Do this: Each line containing the word "your" needs to be copied.

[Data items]
++++++

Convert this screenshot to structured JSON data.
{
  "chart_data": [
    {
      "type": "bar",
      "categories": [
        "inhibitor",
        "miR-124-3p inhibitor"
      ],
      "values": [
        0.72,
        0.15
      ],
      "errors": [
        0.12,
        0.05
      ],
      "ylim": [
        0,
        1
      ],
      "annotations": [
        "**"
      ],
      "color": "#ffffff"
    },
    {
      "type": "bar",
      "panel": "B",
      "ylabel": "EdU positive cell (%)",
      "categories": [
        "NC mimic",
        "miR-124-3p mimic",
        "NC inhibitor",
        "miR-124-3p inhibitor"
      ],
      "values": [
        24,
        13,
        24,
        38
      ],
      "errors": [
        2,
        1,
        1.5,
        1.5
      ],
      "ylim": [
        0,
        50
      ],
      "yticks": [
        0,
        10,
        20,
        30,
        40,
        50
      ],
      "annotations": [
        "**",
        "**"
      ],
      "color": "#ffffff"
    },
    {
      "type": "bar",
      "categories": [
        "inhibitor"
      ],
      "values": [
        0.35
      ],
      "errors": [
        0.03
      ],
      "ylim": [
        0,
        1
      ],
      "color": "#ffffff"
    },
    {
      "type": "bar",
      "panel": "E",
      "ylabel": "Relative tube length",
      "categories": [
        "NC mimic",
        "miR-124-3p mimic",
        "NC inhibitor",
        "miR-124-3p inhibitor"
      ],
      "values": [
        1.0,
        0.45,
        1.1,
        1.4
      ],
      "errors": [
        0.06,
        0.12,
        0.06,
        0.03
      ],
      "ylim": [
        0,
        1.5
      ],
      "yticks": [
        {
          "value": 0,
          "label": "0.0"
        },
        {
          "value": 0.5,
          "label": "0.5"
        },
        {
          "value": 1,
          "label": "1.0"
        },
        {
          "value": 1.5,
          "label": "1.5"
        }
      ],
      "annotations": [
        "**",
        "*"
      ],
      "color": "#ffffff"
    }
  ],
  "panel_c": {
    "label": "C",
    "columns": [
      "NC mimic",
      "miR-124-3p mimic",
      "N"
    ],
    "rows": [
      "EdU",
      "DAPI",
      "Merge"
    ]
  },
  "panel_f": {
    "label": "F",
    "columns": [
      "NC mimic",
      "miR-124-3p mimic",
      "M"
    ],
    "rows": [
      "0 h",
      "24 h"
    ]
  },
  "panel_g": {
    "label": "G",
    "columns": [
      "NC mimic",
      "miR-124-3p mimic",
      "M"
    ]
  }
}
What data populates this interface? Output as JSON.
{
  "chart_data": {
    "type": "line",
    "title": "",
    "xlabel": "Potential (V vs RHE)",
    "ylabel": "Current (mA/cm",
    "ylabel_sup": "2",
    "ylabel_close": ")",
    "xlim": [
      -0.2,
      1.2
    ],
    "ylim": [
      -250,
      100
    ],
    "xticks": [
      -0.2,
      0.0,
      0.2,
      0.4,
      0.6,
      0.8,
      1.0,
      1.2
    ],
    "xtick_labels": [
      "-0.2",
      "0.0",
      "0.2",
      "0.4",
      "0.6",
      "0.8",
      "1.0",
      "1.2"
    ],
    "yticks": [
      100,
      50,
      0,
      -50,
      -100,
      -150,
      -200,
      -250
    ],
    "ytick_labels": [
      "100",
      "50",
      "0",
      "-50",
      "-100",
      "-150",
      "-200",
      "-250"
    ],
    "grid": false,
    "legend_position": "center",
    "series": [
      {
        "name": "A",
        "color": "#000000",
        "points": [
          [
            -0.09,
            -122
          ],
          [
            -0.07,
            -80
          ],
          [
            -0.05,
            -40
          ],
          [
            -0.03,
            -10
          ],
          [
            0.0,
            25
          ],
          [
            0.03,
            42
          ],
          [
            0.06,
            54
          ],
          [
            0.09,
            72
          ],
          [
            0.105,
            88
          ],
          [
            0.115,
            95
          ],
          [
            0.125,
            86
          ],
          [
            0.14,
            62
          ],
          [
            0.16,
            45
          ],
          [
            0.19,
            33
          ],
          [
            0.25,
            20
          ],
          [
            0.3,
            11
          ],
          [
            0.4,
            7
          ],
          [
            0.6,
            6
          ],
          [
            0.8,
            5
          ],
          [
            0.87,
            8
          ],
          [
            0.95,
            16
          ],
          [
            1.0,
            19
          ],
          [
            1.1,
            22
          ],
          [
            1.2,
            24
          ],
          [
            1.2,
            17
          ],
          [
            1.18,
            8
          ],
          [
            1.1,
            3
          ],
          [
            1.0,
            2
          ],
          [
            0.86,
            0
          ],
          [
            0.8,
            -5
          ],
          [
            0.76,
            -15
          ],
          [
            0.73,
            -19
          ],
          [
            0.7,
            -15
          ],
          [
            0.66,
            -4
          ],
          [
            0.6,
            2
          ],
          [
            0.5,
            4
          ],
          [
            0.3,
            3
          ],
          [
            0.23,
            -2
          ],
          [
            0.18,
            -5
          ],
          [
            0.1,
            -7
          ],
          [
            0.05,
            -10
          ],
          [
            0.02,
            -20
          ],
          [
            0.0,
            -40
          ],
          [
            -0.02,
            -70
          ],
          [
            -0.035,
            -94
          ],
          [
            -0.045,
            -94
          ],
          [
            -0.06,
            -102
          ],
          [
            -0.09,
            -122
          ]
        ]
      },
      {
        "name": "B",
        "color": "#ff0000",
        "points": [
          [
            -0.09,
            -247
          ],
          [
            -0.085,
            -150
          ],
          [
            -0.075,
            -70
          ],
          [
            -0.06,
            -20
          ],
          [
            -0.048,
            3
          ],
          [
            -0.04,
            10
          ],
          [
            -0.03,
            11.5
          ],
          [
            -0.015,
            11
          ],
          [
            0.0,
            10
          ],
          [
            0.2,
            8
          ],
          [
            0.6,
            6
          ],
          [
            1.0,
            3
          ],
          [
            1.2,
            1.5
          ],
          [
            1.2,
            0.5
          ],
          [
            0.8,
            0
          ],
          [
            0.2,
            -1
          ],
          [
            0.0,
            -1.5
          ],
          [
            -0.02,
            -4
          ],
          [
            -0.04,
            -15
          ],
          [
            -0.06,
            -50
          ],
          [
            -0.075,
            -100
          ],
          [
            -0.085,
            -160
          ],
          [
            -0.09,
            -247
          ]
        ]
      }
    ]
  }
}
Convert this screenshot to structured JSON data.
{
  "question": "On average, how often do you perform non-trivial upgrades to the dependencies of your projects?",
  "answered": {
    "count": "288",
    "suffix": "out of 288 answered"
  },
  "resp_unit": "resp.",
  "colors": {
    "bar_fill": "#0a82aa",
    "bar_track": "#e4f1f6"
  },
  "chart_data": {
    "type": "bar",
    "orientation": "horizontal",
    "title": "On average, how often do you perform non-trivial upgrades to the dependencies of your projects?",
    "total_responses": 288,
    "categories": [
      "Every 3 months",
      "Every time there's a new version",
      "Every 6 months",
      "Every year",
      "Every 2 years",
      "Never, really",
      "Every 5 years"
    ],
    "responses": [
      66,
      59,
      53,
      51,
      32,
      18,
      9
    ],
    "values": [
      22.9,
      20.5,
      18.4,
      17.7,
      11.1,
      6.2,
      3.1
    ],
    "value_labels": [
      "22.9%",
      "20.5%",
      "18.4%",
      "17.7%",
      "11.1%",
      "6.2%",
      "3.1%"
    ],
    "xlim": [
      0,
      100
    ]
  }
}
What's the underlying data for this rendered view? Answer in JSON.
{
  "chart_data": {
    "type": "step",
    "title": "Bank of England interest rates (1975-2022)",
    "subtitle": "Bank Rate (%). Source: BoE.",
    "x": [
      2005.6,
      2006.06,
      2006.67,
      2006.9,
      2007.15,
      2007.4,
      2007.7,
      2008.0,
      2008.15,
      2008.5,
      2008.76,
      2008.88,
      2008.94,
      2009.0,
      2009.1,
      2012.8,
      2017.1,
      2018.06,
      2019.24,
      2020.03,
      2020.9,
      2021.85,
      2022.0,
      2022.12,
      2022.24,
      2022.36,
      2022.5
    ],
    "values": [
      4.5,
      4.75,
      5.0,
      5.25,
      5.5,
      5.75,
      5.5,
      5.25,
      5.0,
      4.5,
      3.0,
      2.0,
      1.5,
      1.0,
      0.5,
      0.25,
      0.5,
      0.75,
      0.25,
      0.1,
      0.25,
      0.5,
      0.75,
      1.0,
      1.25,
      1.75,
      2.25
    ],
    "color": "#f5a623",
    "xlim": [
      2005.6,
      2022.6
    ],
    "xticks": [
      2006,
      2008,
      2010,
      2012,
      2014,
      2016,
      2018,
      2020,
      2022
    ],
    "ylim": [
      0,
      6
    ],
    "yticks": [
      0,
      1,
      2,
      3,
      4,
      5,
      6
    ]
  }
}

++++++

Exercise output:
  "question": "On average, how often do you perform non-trivial upgrades to the dependencies of your projects?",
    "title": "On average, how often do you perform non-trivial upgrades to the dependencies of your projects?",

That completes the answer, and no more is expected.